— Input material —
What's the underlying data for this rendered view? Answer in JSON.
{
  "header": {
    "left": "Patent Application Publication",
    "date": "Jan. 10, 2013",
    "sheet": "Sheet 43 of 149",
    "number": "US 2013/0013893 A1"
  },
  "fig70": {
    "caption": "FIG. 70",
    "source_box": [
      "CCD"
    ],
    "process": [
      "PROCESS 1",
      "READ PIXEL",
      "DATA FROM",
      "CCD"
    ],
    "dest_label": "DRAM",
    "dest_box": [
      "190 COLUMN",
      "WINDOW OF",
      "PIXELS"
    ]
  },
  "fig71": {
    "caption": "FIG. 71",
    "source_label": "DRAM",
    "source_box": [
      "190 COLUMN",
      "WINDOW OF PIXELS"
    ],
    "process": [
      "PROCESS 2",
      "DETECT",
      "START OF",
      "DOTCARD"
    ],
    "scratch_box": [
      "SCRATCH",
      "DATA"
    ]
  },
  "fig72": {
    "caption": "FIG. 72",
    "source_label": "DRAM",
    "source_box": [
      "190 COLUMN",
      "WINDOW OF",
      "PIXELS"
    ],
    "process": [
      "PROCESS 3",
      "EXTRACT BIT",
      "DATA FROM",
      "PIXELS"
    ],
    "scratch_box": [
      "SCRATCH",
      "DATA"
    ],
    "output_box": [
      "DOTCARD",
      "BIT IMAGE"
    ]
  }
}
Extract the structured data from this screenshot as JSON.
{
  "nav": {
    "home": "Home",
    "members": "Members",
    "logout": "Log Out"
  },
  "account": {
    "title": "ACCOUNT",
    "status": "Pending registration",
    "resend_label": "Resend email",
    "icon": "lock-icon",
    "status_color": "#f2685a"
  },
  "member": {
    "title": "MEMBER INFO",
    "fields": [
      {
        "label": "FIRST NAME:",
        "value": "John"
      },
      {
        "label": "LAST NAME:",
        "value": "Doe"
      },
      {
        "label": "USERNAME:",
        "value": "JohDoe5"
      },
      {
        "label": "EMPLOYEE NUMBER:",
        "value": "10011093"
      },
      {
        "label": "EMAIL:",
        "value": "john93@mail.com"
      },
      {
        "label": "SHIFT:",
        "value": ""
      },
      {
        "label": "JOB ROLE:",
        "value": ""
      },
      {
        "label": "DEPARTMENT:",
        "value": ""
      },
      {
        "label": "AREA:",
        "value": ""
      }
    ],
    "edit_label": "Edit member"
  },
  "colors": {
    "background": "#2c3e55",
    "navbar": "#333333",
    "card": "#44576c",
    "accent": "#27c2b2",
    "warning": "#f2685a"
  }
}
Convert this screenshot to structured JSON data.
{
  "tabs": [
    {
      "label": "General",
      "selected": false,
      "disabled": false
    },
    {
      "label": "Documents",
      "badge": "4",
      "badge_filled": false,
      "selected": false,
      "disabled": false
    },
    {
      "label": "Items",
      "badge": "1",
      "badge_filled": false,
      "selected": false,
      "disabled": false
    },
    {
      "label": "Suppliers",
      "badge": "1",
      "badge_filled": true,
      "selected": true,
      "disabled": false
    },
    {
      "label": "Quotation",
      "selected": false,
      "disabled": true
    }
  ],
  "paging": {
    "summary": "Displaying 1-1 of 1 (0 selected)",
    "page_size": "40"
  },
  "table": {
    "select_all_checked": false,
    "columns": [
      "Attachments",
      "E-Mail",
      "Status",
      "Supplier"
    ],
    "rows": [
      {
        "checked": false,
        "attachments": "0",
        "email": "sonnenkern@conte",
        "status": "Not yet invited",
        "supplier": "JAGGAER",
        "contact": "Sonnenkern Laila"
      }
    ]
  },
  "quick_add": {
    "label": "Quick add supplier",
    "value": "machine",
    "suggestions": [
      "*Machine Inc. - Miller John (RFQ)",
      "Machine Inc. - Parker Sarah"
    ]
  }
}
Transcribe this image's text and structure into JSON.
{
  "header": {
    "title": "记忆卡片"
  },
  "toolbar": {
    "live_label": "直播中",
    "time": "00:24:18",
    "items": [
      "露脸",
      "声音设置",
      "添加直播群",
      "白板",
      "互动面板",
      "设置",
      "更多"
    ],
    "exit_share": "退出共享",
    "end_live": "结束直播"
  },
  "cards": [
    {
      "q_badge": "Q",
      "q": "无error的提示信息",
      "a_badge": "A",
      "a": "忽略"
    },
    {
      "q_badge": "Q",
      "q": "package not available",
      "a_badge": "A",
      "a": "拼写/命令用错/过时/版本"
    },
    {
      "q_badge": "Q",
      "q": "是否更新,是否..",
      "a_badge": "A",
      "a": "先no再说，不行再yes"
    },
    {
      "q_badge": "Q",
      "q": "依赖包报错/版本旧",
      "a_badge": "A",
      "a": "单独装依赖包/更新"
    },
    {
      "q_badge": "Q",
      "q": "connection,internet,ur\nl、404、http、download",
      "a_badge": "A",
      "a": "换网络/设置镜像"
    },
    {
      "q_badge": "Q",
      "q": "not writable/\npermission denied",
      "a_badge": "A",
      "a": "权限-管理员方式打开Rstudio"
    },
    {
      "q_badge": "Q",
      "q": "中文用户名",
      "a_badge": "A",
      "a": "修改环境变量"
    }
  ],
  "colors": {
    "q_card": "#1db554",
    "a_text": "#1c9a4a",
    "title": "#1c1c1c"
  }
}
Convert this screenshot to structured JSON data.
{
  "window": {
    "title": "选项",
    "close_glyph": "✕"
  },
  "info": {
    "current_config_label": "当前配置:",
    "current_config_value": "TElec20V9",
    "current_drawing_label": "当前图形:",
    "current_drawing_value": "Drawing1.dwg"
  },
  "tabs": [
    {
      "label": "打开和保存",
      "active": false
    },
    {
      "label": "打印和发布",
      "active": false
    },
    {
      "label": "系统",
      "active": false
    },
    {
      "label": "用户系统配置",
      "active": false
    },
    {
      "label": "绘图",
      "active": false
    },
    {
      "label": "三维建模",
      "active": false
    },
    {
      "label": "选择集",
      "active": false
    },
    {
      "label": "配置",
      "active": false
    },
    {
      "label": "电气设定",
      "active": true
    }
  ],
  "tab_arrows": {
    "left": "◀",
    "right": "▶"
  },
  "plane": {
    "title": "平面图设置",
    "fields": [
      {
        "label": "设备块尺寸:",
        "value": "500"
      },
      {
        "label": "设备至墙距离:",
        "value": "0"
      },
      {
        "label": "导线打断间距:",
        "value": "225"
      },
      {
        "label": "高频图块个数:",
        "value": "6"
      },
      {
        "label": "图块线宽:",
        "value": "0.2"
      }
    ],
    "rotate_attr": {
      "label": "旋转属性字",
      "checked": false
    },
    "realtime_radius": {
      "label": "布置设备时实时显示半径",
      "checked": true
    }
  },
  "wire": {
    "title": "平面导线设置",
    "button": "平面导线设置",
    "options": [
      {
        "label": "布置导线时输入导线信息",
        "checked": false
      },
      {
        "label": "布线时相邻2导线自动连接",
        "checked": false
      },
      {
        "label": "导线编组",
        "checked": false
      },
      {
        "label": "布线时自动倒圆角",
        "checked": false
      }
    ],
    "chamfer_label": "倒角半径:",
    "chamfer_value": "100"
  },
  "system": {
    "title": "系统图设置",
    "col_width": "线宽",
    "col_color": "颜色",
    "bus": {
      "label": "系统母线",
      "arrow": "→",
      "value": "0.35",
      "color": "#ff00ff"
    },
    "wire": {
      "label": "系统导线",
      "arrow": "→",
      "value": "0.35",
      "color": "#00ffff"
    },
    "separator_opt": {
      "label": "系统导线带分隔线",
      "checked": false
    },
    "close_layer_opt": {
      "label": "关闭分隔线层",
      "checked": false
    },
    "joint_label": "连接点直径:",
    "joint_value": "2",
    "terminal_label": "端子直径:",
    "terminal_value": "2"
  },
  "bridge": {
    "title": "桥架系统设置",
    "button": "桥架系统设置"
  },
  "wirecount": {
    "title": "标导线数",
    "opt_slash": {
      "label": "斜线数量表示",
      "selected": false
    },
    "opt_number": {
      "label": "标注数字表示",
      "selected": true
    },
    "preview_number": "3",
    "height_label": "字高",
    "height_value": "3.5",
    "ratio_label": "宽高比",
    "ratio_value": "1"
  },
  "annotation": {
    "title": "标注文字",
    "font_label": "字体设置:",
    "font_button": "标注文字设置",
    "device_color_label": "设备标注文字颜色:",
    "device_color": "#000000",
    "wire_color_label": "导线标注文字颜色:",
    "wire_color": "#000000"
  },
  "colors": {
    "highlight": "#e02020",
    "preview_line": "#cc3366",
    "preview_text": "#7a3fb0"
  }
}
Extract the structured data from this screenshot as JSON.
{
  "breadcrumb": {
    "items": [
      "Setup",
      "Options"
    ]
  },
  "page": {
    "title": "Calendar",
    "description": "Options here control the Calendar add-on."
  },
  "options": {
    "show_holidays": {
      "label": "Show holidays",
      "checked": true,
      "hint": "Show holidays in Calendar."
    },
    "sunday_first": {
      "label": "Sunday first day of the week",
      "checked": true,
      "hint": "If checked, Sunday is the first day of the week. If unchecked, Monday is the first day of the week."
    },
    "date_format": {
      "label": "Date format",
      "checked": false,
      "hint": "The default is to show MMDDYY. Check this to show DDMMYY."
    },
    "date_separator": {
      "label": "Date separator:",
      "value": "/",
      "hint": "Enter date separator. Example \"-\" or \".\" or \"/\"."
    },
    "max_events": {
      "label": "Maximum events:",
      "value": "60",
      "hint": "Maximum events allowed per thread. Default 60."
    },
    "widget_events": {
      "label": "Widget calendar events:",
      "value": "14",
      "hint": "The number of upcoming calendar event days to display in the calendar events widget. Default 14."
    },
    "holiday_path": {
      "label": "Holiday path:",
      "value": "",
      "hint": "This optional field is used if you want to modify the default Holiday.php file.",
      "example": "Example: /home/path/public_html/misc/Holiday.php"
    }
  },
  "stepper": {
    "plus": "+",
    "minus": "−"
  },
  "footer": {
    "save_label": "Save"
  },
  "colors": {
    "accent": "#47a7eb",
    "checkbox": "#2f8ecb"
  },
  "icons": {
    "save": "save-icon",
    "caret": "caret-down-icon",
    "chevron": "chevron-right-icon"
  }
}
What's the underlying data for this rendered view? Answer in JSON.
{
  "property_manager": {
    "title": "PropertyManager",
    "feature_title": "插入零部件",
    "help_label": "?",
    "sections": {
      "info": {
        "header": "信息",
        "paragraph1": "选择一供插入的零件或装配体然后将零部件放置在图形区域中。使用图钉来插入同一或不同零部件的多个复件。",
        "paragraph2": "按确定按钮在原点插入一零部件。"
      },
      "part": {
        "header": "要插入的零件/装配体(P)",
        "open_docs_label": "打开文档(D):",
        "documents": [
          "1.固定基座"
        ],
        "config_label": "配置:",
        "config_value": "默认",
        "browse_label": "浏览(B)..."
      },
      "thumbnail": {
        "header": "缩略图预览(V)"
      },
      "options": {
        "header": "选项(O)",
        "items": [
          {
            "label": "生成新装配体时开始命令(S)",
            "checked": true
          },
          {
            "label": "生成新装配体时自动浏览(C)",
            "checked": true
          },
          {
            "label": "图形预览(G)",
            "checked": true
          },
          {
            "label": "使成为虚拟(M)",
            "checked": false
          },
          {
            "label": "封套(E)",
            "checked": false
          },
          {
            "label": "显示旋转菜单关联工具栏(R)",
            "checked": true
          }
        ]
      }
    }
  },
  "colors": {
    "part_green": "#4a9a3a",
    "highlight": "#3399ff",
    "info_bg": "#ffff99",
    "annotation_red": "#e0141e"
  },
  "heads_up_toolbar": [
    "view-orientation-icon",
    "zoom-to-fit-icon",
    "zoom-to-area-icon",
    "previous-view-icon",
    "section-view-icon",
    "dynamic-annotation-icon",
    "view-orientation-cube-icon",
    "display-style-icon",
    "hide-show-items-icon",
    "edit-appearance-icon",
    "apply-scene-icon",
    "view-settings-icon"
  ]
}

— Required task —
What is the number of lines above that hold the string "home"? Answer with that number alone.

— Response to this task —
2